» **What you are asked to do**: Whenever a line below holds the word "this", copy that line.

=======

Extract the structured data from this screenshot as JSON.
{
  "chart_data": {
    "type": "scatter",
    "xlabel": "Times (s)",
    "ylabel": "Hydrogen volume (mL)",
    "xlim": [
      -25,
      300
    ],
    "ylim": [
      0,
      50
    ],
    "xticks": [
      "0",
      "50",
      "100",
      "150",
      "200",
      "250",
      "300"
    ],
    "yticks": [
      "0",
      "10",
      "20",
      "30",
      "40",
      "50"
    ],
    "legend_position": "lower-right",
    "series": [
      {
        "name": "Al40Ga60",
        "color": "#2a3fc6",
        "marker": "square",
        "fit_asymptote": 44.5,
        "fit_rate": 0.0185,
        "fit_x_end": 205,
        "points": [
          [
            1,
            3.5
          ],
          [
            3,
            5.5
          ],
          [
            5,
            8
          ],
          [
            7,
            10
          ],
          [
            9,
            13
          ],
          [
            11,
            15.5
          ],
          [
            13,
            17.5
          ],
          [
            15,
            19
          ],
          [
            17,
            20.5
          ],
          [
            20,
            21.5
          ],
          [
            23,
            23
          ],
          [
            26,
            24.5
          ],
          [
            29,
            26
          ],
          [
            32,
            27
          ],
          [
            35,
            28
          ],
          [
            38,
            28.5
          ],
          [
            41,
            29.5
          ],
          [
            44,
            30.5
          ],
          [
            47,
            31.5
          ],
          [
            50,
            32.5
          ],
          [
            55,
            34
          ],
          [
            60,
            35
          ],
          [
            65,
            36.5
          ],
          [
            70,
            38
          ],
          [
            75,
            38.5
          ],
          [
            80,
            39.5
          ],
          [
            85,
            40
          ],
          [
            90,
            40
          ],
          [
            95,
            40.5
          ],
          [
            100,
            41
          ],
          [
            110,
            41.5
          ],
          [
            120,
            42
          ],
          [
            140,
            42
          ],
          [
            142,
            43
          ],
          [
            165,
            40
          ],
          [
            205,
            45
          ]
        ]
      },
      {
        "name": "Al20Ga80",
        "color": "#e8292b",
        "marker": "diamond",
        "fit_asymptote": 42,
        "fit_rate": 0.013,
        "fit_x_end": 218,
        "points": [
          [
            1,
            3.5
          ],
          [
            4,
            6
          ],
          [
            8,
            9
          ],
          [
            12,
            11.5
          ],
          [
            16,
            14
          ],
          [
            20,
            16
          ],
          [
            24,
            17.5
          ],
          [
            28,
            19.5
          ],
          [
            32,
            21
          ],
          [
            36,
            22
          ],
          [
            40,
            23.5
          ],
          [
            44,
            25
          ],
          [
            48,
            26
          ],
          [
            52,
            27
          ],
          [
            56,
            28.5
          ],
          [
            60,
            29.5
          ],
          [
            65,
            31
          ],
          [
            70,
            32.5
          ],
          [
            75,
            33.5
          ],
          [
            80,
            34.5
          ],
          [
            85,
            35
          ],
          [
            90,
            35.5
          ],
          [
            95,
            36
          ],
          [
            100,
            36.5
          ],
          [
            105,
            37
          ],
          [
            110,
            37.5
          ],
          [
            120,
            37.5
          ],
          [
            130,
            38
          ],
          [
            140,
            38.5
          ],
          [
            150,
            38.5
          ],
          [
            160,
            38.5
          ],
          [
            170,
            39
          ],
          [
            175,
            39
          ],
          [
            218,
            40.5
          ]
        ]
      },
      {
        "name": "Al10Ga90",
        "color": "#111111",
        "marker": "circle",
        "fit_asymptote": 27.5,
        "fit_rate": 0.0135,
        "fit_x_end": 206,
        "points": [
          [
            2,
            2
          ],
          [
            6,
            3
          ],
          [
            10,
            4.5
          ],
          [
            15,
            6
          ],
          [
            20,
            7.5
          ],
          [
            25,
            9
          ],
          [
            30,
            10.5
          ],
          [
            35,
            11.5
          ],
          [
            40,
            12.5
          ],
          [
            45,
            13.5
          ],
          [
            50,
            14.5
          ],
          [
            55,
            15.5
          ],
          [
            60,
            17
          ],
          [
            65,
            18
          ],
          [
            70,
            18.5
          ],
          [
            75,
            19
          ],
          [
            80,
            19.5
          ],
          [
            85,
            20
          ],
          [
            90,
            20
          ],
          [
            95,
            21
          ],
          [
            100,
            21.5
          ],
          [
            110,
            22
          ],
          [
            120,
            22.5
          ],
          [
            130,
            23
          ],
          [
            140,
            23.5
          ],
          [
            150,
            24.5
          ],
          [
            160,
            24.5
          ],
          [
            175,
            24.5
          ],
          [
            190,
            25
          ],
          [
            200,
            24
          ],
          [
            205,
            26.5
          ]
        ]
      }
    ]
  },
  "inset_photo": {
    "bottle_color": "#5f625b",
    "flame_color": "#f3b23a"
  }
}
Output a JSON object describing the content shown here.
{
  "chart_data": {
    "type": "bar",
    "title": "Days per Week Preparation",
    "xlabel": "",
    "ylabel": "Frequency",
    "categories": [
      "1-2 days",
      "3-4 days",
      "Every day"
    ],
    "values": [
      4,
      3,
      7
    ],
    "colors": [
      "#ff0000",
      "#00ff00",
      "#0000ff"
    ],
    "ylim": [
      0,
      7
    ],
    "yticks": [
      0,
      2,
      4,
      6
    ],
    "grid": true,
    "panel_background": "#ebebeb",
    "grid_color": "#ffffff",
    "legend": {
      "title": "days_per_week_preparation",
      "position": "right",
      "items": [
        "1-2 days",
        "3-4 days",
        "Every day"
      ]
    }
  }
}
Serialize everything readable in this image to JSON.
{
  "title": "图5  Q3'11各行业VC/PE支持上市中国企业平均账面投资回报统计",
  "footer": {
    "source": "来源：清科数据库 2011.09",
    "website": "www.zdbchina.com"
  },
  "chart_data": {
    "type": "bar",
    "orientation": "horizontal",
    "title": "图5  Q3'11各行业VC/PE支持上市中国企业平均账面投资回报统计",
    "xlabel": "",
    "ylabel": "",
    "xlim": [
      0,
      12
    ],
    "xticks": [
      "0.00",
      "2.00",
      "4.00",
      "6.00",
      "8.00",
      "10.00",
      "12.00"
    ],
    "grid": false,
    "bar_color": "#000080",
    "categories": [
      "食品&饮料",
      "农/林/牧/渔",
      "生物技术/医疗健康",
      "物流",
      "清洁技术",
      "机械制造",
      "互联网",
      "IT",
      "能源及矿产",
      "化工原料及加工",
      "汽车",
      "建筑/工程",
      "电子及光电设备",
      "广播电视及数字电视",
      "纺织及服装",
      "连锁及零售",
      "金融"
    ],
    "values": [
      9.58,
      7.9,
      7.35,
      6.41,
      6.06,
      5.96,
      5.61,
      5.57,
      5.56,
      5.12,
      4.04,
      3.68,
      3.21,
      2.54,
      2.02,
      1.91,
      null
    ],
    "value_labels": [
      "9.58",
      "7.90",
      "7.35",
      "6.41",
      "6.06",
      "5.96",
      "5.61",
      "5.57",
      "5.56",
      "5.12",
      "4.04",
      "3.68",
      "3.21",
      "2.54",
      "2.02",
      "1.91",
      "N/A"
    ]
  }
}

=======

» **Result**:
Extract the structured data from this screenshot as JSON.
Serialize everything readable in this image to JSON.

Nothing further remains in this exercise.